(Figure dataset records)

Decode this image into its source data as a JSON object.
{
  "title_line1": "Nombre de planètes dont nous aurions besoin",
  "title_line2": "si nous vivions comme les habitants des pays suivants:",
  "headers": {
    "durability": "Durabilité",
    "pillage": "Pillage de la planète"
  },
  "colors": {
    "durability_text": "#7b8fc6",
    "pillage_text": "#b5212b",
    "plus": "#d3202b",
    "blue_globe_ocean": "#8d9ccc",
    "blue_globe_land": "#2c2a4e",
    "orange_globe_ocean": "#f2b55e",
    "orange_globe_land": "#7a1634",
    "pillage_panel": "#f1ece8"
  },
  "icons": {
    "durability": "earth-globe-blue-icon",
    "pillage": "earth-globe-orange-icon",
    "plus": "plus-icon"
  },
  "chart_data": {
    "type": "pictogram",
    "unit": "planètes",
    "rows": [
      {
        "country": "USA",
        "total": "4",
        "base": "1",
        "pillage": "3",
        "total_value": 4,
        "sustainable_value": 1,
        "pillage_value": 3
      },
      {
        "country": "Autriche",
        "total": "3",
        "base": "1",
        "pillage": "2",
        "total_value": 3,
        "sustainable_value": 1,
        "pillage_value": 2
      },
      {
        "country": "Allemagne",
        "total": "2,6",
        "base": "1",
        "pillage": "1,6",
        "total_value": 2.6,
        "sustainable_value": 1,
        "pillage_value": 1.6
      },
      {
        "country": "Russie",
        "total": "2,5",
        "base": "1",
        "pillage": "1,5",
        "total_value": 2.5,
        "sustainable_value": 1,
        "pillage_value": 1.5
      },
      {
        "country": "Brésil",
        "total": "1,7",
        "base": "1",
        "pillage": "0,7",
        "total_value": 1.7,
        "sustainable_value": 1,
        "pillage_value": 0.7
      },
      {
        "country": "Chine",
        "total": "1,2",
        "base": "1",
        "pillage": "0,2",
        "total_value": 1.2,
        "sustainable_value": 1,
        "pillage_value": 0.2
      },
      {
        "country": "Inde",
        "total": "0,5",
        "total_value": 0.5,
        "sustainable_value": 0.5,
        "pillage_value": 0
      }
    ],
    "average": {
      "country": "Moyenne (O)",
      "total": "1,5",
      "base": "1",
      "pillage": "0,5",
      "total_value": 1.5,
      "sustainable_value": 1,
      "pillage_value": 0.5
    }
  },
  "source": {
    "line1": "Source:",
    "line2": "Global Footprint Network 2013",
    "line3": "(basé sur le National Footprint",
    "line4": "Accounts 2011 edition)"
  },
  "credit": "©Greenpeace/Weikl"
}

**WRITTEN TASK**.
Extract each entry in full and write it down exactly.

**TASK ANSWER**.
Decode this image into its source data as a JSON object.
{
  "title_line1": "Nombre de planètes dont nous aurions besoin",
  "title_line2": "si nous vivions comme les habitants des pays suivants:",
  "headers": {
    "durability": "Durabilité",
    "pillage": "Pillage de la planète"
  },
  "colors": {
    "durability_text": "#7b8fc6",
    "pillage_text": "#b5212b",
    "plus": "#d3202b",
    "blue_globe_ocean": "#8d9ccc",
    "blue_globe_land": "#2c2a4e",
    "orange_globe_ocean": "#f2b55e",
    "orange_globe_land": "#7a1634",
    "pillage_panel": "#f1ece8"
  },
  "icons": {
    "durability": "earth-globe-blue-icon",
    "pillage": "earth-globe-orange-icon",
    "plus": "plus-icon"
  },
  "chart_data": {
    "type": "pictogram",
    "unit": "planètes",
    "rows": [
      {
        "country": "USA",
        "total": "4",
        "base": "1",
        "pillage": "3",
        "total_value": 4,
        "sustainable_value": 1,
        "pillage_value": 3
      },
      {
        "country": "Autriche",
        "total": "3",
        "base": "1",
        "pillage": "2",
        "total_value": 3,
        "sustainable_value": 1,
        "pillage_value": 2
      },
      {
        "country": "Allemagne",
        "total": "2,6",
        "base": "1",
        "pillage": "1,6",
        "total_value": 2.6,
        "sustainable_value": 1,
        "pillage_value": 1.6
      },
      {
        "country": "Russie",
        "total": "2,5",
        "base": "1",
        "pillage": "1,5",
        "total_value": 2.5,
        "sustainable_value": 1,
        "pillage_value": 1.5
      },
      {
        "country": "Brésil",
        "total": "1,7",
        "base": "1",
        "pillage": "0,7",
        "total_value": 1.7,
        "sustainable_value": 1,
        "pillage_value": 0.7
      },
      {
        "country": "Chine",
        "total": "1,2",
        "base": "1",
        "pillage": "0,2",
        "total_value": 1.2,
        "sustainable_value": 1,
        "pillage_value": 0.2
      },
      {
        "country": "Inde",
        "total": "0,5",
        "total_value": 0.5,
        "sustainable_value": 0.5,
        "pillage_value": 0
      }
    ],
    "average": {
      "country": "Moyenne (O)",
      "total": "1,5",
      "base": "1",
      "pillage": "0,5",
      "total_value": 1.5,
      "sustainable_value": 1,
      "pillage_value": 0.5
    }
  },
  "source": {
    "line1": "Source:",
    "line2": "Global Footprint Network 2013",
    "line3": "(basé sur le National Footprint",
    "line4": "Accounts 2011 edition)"
  },
  "credit": "©Greenpeace/Weikl"
}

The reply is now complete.